• [Directions for this task]
The records below must be duplicated exactly, character for character.

━━ Source data ━━

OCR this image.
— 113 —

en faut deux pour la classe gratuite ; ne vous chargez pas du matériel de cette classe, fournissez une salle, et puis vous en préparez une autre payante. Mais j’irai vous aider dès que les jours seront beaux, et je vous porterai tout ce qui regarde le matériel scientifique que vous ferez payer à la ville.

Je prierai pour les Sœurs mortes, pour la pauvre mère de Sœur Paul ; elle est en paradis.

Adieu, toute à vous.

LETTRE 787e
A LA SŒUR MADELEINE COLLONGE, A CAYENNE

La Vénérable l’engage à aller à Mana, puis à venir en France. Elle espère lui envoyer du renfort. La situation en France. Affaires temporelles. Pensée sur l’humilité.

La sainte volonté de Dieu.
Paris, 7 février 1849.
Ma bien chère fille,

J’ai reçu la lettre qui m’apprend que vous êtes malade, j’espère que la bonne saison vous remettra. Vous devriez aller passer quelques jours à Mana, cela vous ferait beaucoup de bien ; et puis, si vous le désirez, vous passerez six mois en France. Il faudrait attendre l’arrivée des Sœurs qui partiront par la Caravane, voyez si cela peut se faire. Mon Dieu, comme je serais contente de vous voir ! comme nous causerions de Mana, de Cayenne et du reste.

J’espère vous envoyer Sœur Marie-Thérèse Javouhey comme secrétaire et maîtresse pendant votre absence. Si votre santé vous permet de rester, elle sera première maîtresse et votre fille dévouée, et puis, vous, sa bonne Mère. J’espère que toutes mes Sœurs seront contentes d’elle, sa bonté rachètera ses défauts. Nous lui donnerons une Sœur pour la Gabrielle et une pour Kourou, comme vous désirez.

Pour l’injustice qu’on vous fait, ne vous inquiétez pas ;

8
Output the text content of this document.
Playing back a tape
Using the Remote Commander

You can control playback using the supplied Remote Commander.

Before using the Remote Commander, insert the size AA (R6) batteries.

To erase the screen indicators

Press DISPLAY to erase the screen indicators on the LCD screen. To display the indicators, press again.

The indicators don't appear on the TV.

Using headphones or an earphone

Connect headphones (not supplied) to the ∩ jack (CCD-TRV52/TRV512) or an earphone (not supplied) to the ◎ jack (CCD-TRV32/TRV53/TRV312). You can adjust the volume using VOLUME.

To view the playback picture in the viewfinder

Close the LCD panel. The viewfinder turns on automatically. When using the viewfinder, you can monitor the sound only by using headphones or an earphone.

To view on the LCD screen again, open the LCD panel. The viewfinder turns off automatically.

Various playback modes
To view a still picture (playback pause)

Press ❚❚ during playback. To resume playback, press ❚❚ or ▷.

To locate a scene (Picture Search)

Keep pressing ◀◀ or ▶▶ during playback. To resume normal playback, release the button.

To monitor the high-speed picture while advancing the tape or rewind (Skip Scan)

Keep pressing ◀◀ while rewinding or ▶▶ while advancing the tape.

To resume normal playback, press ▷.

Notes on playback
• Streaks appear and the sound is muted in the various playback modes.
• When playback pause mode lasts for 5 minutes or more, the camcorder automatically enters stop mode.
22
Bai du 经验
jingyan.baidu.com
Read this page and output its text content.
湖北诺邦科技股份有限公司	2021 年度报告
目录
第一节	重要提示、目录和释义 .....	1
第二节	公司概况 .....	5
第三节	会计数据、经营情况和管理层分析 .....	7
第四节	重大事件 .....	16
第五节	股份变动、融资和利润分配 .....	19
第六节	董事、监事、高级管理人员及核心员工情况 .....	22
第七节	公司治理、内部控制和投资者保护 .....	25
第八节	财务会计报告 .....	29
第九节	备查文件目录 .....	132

━━━

• [Correct output]
OCR this image.
— 113 —

en faut deux pour la classe gratuite ; ne vous chargez pas du matériel de cette classe, fournissez une salle, et puis vous en préparez une autre payante. Mais j’irai vous aider dès que les jours seront beaux, et je vous porterai tout ce qui regarde le matériel scientifique que vous ferez payer à la ville.

Je prierai pour les Sœurs mortes, pour la pauvre mère de Sœur Paul ; elle est en paradis.

Adieu, toute à vous.

LETTRE 787e
A LA SŒUR MADELEINE COLLONGE, A CAYENNE

La Vénérable l’engage à aller à Mana, puis à venir en France. Elle espère lui envoyer du renfort. La situation en France. Affaires temporelles. Pensée sur l’humilité.

La sainte volonté de Dieu.
Paris, 7 février 1849.
Ma bien chère fille,

J’ai reçu la lettre qui m’apprend que vous êtes malade, j’espère que la bonne saison vous remettra. Vous devriez aller passer quelques jours à Mana, cela vous ferait beaucoup de bien ; et puis, si vous le désirez, vous passerez six mois en France. Il faudrait attendre l’arrivée des Sœurs qui partiront par la Caravane, voyez si cela peut se faire. Mon Dieu, comme je serais contente de vous voir ! comme nous causerions de Mana, de Cayenne et du reste.

J’espère vous envoyer Sœur Marie-Thérèse Javouhey comme secrétaire et maîtresse pendant votre absence. Si votre santé vous permet de rester, elle sera première maîtresse et votre fille dévouée, et puis, vous, sa bonne Mère. J’espère que toutes mes Sœurs seront contentes d’elle, sa bonté rachètera ses défauts. Nous lui donnerons une Sœur pour la Gabrielle et une pour Kourou, comme vous désirez.

Pour l’injustice qu’on vous fait, ne vous inquiétez pas ;

8
Output the text content of this document.
Playing back a tape
Using the Remote Commander

You can control playback using the supplied Remote Commander.

Before using the Remote Commander, insert the size AA (R6) batteries.

To erase the screen indicators

Press DISPLAY to erase the screen indicators on the LCD screen. To display the indicators, press again.

The indicators don't appear on the TV.

Using headphones or an earphone

Connect headphones (not supplied) to the ∩ jack (CCD-TRV52/TRV512) or an earphone (not supplied) to the ◎ jack (CCD-TRV32/TRV53/TRV312). You can adjust the volume using VOLUME.

To view the playback picture in the viewfinder

Close the LCD panel. The viewfinder turns on automatically. When using the viewfinder, you can monitor the sound only by using headphones or an earphone.

To view on the LCD screen again, open the LCD panel. The viewfinder turns off automatically.

Various playback modes
To view a still picture (playback pause)

Press ❚❚ during playback. To resume playback, press ❚❚ or ▷.

To locate a scene (Picture Search)

Keep pressing ◀◀ or ▶▶ during playback. To resume normal playback, release the button.

To monitor the high-speed picture while advancing the tape or rewind (Skip Scan)

Keep pressing ◀◀ while rewinding or ▶▶ while advancing the tape.

To resume normal playback, press ▷.

Notes on playback
• Streaks appear and the sound is muted in the various playback modes.
• When playback pause mode lasts for 5 minutes or more, the camcorder automatically enters stop mode.
22
Bai du 经验
jingyan.baidu.com
Read this page and output its text content.
湖北诺邦科技股份有限公司	2021 年度报告
目录
第一节	重要提示、目录和释义 .....	1
第二节	公司概况 .....	5
第三节	会计数据、经营情况和管理层分析 .....	7
第四节	重大事件 .....	16
第五节	股份变动、融资和利润分配 .....	19
第六节	董事、监事、高级管理人员及核心员工情况 .....	22
第七节	公司治理、内部控制和投资者保护 .....	25
第八节	财务会计报告 .....	29
第九节	备查文件目录 .....	132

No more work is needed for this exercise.